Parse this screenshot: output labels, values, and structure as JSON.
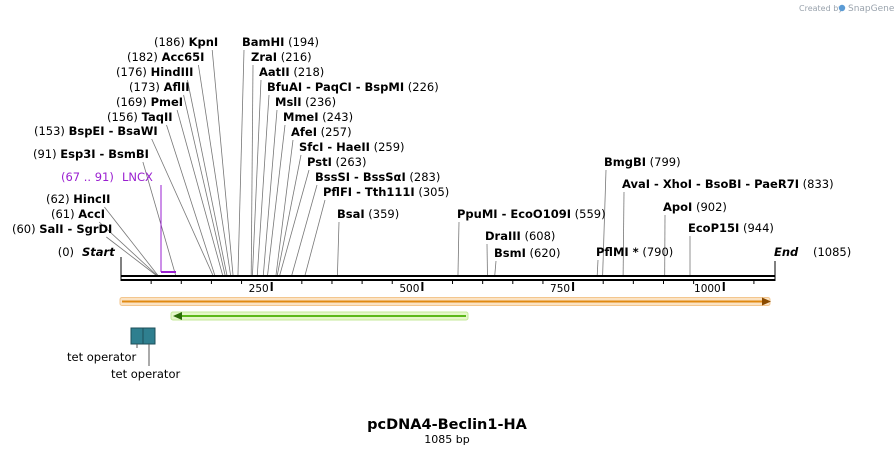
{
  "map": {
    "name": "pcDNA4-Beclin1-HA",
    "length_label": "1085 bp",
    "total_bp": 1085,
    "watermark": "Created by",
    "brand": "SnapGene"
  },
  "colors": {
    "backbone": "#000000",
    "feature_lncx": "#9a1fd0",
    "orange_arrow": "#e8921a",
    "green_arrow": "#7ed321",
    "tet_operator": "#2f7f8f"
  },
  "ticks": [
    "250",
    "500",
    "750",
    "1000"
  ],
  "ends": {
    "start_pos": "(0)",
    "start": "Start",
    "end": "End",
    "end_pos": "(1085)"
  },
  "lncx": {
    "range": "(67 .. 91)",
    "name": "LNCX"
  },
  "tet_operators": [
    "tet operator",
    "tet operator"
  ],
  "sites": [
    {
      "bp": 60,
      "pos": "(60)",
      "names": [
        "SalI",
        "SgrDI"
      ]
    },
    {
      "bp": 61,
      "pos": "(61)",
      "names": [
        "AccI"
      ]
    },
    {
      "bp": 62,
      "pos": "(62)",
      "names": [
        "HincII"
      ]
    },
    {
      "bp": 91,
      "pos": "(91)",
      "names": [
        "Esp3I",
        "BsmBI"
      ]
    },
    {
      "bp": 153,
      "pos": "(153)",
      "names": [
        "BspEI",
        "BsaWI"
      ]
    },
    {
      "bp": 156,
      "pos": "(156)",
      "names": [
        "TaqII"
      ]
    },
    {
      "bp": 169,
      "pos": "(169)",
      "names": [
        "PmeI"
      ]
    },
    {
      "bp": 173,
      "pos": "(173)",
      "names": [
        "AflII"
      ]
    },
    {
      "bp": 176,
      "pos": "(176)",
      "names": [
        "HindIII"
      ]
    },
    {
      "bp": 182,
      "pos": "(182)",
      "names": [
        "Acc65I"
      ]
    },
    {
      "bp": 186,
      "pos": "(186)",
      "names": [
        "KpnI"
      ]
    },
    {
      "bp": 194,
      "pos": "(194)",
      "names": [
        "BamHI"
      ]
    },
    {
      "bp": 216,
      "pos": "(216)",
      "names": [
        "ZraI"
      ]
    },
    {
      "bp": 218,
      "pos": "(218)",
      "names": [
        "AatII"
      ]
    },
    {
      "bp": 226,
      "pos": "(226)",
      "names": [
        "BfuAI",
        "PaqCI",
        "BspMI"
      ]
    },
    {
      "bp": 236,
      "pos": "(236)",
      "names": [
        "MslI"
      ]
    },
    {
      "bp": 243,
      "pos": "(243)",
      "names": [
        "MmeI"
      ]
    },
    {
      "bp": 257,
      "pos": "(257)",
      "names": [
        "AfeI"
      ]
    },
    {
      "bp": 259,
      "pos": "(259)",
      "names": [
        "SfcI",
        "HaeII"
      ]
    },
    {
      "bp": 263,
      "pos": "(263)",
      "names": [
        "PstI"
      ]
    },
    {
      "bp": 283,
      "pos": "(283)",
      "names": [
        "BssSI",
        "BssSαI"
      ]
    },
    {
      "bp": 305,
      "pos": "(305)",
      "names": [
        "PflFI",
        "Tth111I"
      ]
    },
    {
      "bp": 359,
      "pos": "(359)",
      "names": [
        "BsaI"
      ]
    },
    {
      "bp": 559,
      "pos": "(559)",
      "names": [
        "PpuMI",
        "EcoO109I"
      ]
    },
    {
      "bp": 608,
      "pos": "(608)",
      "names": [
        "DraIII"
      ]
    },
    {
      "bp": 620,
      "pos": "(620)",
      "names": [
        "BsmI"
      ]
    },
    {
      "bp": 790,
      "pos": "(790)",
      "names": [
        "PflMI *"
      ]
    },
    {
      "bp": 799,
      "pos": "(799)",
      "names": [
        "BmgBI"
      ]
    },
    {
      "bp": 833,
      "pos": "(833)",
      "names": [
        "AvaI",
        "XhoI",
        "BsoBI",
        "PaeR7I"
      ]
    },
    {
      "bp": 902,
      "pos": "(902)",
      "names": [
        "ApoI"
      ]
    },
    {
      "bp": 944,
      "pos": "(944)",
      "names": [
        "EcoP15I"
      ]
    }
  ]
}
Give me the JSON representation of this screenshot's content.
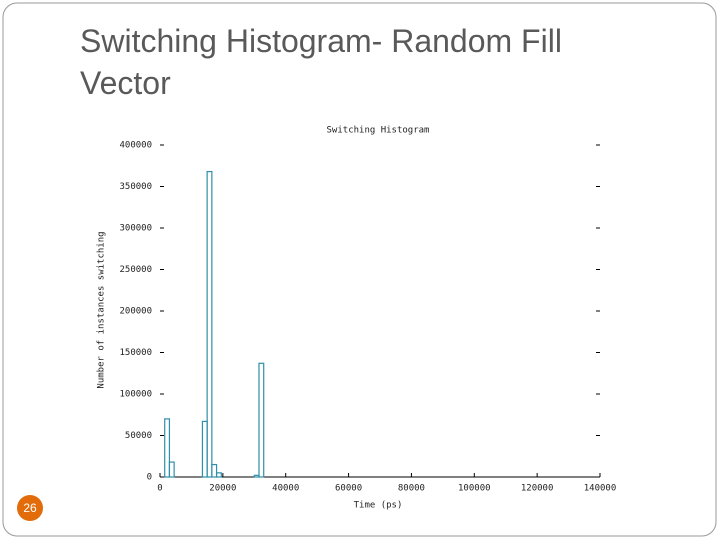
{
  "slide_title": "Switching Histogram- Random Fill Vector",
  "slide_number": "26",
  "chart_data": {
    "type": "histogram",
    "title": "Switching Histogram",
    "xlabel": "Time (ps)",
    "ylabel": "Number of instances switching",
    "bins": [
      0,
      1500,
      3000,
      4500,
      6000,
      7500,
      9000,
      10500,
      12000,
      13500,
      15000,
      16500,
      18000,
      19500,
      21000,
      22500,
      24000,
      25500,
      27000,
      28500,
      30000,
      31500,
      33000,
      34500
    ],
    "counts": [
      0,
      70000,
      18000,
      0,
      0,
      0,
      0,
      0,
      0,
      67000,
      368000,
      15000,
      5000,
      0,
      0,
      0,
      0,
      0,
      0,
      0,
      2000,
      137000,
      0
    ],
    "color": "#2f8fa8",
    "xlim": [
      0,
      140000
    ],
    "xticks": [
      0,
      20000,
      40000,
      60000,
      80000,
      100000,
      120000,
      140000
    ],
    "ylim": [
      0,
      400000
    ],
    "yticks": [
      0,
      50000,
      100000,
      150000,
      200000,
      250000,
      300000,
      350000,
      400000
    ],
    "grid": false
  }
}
...
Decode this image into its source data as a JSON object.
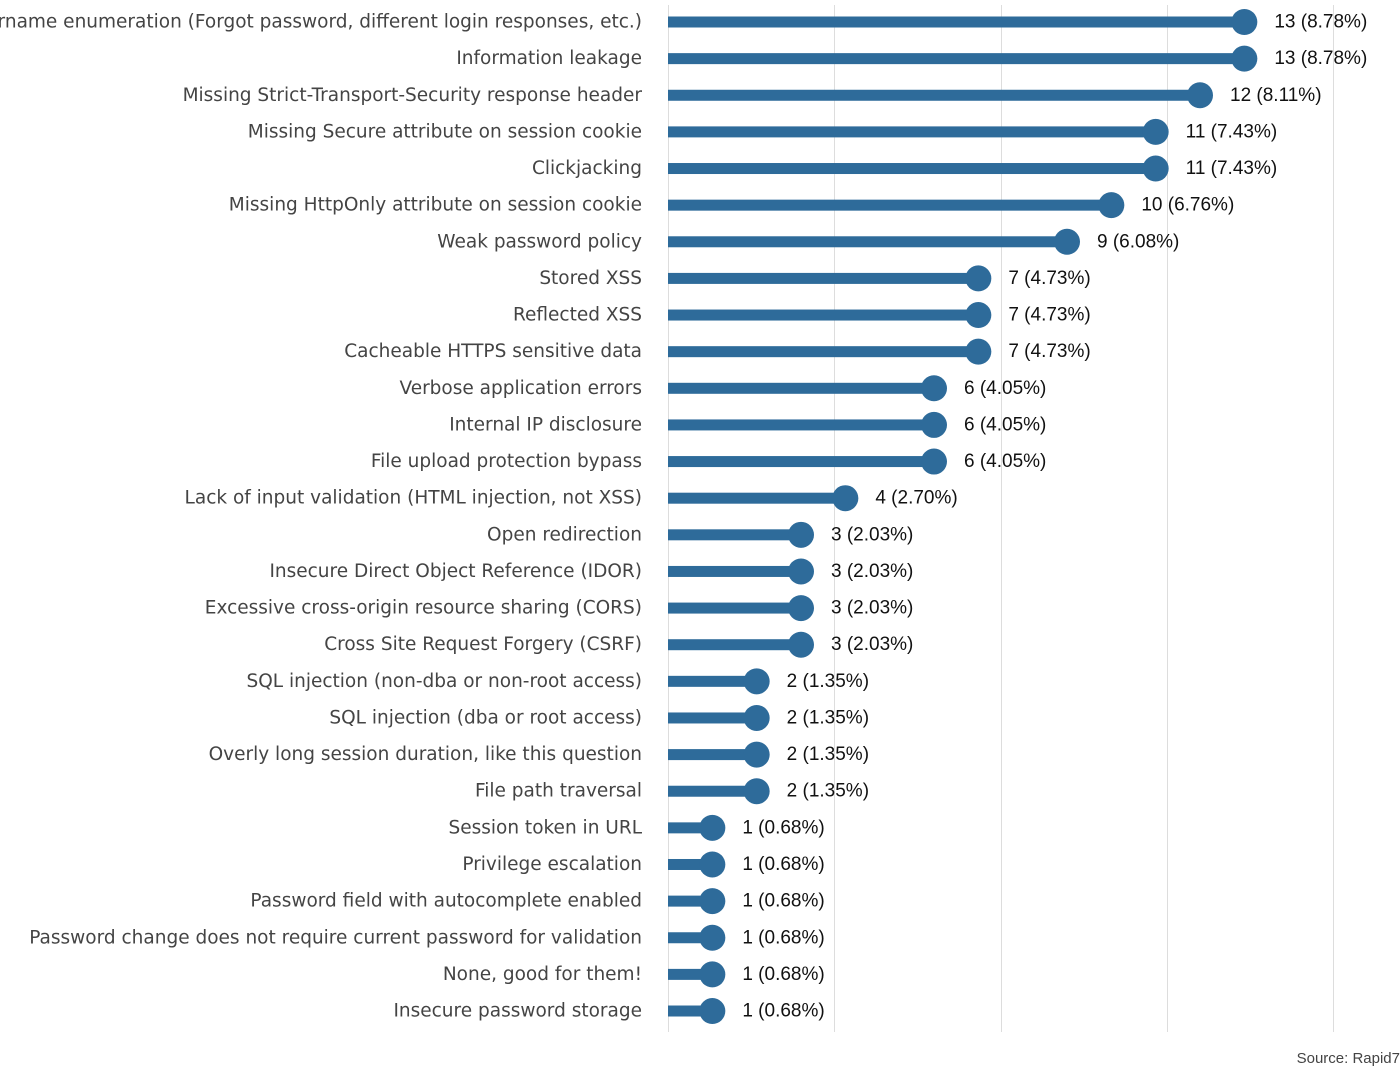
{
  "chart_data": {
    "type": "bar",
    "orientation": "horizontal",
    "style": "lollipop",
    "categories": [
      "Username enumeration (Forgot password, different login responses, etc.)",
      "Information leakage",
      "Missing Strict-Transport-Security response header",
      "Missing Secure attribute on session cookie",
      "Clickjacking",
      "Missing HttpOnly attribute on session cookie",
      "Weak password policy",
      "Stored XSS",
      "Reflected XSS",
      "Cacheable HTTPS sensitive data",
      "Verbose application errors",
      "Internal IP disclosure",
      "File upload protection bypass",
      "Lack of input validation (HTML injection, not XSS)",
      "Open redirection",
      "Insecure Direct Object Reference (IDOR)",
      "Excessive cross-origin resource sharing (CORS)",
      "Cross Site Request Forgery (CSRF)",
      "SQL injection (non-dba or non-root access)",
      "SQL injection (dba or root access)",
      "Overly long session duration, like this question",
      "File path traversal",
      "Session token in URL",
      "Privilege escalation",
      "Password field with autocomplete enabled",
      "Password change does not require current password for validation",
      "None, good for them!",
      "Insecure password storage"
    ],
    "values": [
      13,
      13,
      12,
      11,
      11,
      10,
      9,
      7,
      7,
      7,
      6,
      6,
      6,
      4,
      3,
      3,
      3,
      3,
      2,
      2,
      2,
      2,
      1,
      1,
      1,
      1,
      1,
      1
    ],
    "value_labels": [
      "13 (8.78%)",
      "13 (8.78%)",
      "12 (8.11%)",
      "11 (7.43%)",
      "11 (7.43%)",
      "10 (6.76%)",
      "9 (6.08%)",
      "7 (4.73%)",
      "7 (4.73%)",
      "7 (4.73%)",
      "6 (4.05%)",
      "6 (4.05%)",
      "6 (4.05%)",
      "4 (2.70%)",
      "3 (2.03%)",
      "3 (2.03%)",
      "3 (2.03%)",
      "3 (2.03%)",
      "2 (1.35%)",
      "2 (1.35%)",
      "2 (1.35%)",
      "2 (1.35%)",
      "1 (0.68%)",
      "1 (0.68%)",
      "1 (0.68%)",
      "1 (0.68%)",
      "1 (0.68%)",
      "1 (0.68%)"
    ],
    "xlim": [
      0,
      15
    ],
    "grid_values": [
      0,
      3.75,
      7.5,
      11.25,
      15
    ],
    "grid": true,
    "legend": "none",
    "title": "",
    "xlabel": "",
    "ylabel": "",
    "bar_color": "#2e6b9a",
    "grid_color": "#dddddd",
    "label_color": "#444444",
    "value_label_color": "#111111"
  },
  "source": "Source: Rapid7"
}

§ **WRITTEN TASK**
List each line of the records that holds the string "screenshot".

§ **WRITTEN RESPONSE**
Parse this screenshot: output labels, values, and structure as JSON.
Give me the JSON representation of this screenshot's content.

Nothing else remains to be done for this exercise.